* **RECORDS FOR PROCESSING**

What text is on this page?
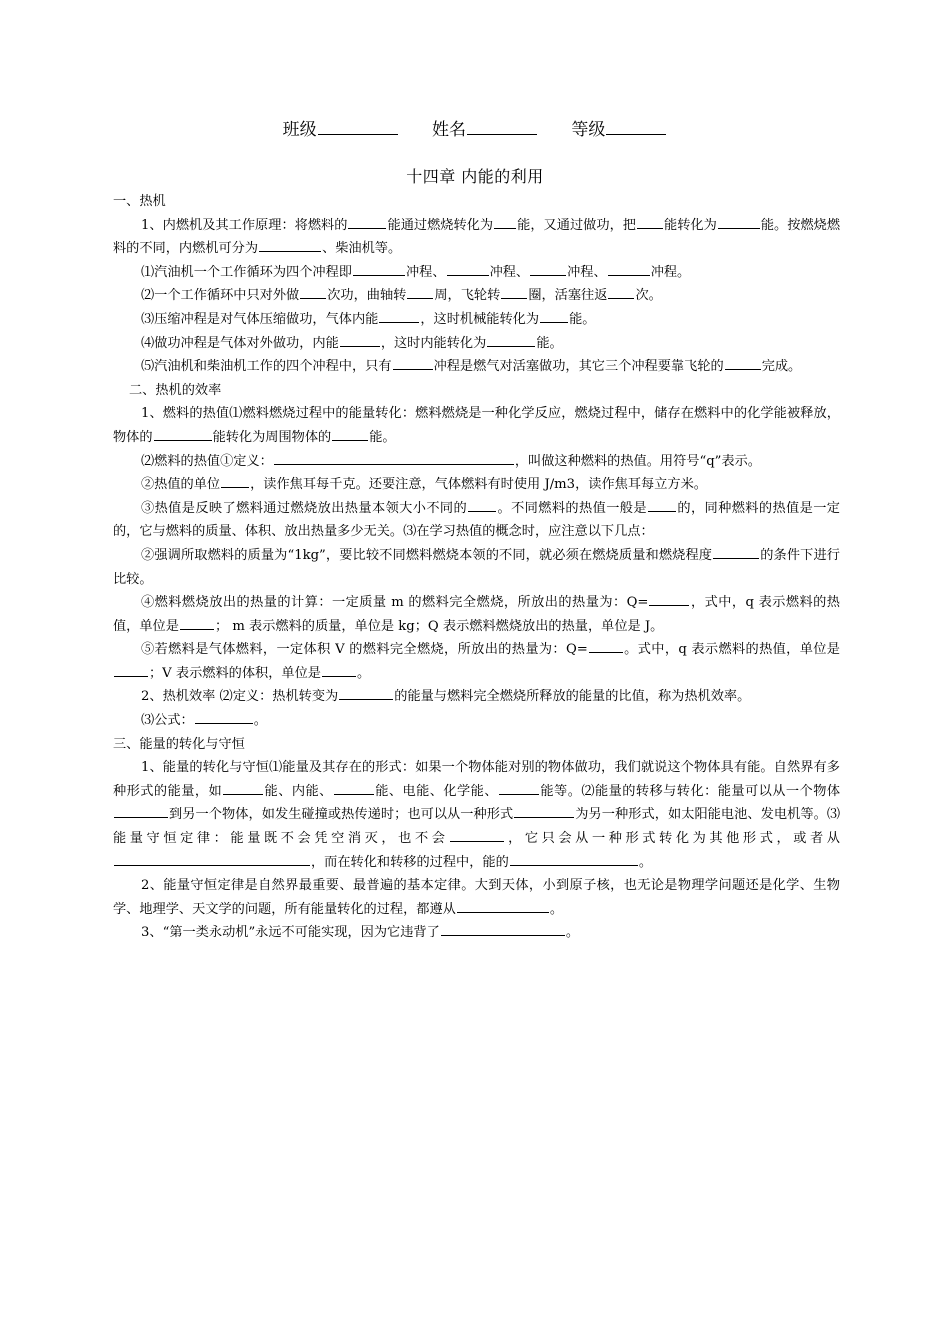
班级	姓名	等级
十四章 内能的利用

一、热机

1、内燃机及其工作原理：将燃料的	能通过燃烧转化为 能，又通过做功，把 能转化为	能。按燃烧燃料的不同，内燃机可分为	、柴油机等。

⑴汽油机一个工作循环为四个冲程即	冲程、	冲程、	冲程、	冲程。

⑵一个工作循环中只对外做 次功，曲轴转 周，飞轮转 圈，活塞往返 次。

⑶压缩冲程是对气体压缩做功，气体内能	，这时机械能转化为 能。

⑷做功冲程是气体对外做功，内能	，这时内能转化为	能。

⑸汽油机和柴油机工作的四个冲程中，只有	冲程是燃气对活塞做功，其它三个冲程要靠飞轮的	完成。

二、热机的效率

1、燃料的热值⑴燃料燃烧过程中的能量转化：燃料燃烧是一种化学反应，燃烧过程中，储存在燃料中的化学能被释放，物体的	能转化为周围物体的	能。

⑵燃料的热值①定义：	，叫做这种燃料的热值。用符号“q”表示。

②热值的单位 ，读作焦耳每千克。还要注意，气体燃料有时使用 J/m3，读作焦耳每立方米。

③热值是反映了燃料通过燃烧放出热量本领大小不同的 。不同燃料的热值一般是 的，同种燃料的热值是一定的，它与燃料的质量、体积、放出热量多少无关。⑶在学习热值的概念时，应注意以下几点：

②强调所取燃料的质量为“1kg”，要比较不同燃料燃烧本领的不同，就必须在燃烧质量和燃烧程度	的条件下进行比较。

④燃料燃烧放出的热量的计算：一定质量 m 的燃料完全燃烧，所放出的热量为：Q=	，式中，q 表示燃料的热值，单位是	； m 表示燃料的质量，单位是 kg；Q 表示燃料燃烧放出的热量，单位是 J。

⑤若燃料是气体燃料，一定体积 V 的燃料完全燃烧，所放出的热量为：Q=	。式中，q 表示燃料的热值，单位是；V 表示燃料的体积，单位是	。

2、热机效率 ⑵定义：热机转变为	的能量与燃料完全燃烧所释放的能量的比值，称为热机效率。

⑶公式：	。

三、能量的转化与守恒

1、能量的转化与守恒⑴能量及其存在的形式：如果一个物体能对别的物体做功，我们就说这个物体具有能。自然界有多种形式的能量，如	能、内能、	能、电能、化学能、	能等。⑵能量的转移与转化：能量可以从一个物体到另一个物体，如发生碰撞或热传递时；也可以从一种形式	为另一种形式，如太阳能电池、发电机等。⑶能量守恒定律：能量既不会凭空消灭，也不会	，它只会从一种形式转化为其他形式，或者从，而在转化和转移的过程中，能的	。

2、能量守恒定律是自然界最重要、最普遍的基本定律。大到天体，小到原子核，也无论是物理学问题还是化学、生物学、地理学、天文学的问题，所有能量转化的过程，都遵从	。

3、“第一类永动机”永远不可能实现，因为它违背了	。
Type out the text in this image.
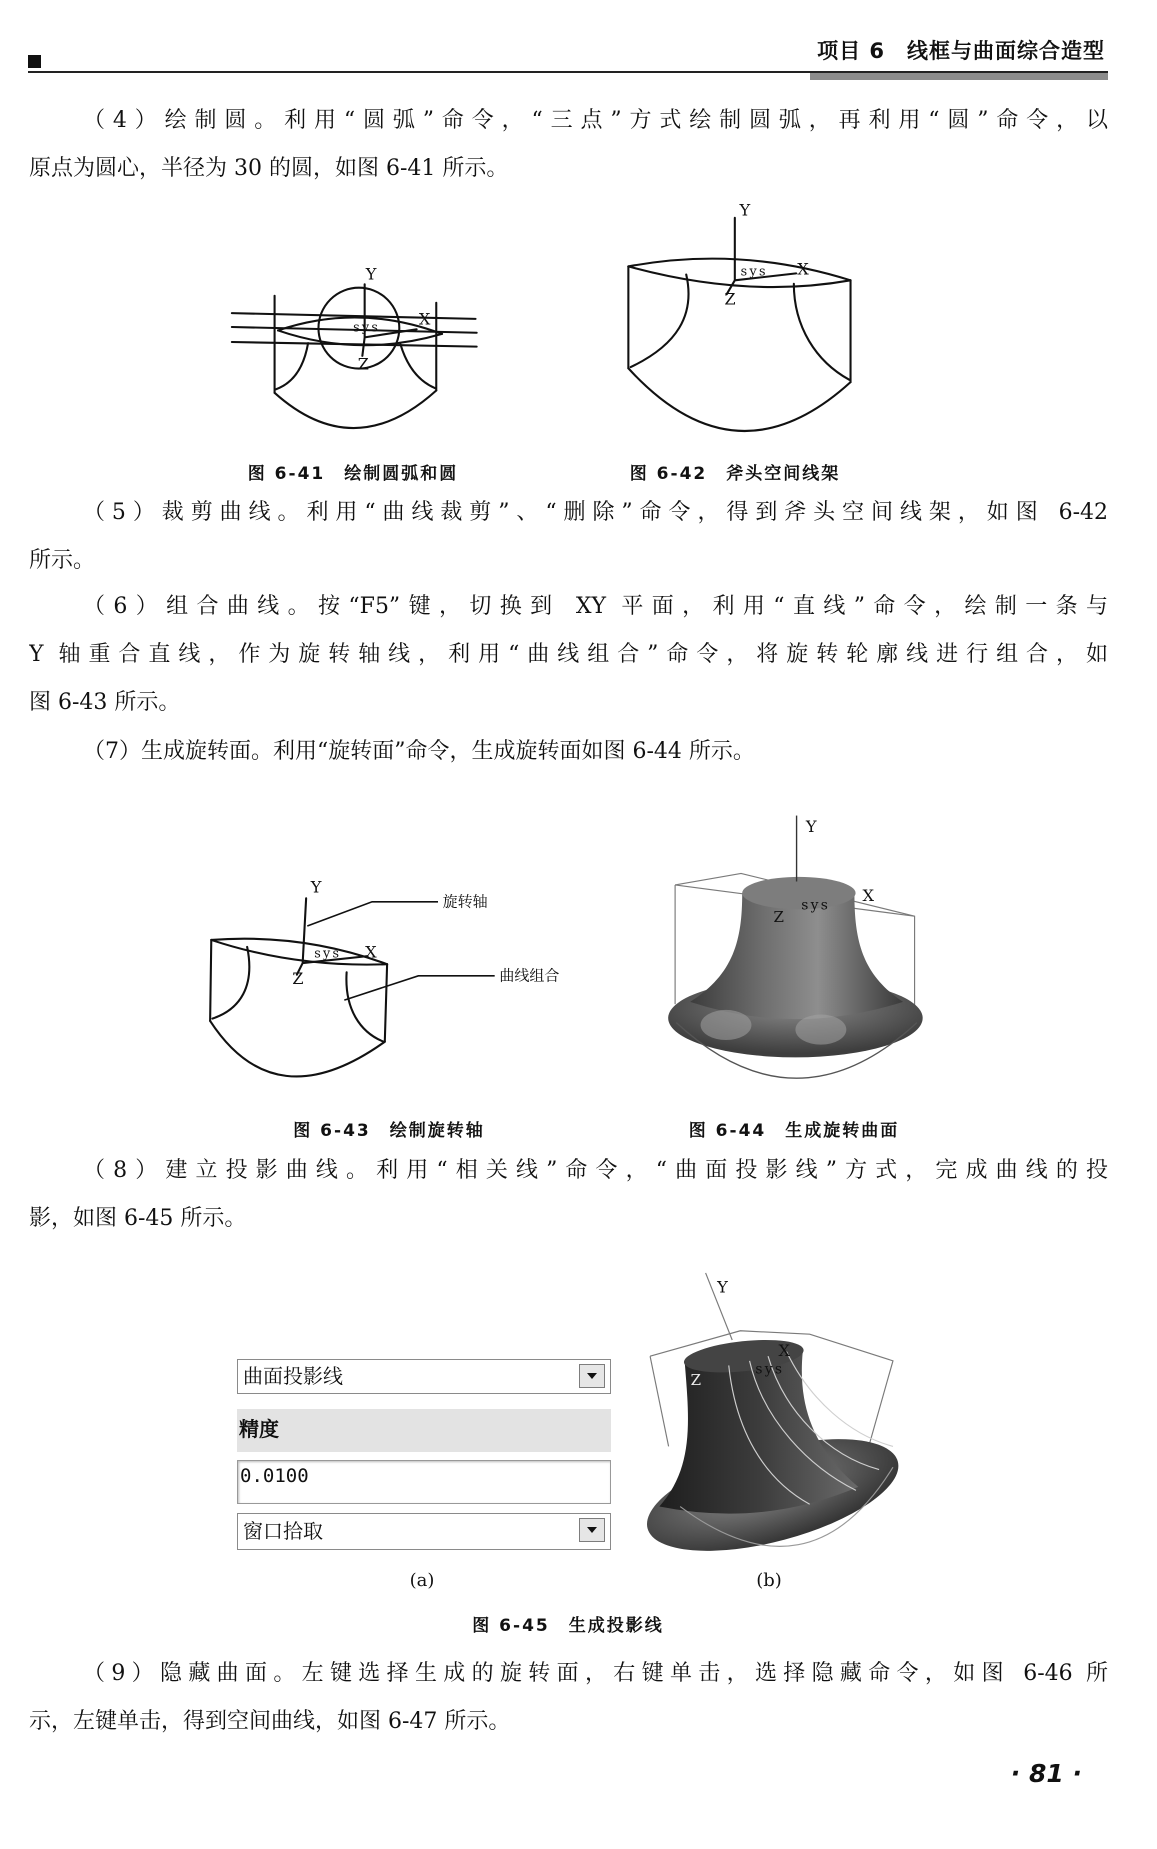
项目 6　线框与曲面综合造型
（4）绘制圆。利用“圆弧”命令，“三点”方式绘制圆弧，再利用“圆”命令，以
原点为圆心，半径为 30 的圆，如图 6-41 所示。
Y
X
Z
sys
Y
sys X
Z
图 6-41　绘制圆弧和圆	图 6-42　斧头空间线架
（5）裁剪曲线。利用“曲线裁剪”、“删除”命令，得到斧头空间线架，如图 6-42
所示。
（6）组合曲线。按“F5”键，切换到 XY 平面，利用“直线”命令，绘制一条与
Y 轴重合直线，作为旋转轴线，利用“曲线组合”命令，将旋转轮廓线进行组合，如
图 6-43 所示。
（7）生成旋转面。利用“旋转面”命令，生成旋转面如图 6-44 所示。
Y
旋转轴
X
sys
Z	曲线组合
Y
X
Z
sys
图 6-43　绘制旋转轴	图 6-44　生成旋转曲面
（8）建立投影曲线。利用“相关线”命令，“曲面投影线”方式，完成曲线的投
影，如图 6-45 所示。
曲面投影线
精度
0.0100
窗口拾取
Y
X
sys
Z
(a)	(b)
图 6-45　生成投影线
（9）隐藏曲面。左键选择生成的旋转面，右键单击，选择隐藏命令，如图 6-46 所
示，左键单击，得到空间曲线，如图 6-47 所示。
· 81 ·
---
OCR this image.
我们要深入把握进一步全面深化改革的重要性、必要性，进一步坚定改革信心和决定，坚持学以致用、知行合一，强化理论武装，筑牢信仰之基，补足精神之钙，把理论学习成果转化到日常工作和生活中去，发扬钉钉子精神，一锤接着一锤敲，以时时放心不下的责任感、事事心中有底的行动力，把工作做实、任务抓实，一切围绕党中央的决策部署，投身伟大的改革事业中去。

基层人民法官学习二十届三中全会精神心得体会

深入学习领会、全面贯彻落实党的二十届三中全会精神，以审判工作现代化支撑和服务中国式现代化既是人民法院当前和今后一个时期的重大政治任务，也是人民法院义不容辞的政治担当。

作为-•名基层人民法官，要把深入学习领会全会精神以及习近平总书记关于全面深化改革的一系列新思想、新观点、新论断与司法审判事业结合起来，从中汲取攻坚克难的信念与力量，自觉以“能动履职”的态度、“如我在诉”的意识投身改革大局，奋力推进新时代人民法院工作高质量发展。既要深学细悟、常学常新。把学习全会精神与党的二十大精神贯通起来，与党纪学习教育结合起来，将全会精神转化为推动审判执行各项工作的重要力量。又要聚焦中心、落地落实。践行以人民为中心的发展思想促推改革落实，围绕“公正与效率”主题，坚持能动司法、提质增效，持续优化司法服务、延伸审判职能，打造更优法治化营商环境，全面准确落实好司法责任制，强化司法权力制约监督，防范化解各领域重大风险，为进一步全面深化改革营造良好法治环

* **SET TASK**
Pull out each line of the listing that holds the string "this".

* **TASK OUTPUT**
What text is on this page?
Type out the text in this image.
OCR this image.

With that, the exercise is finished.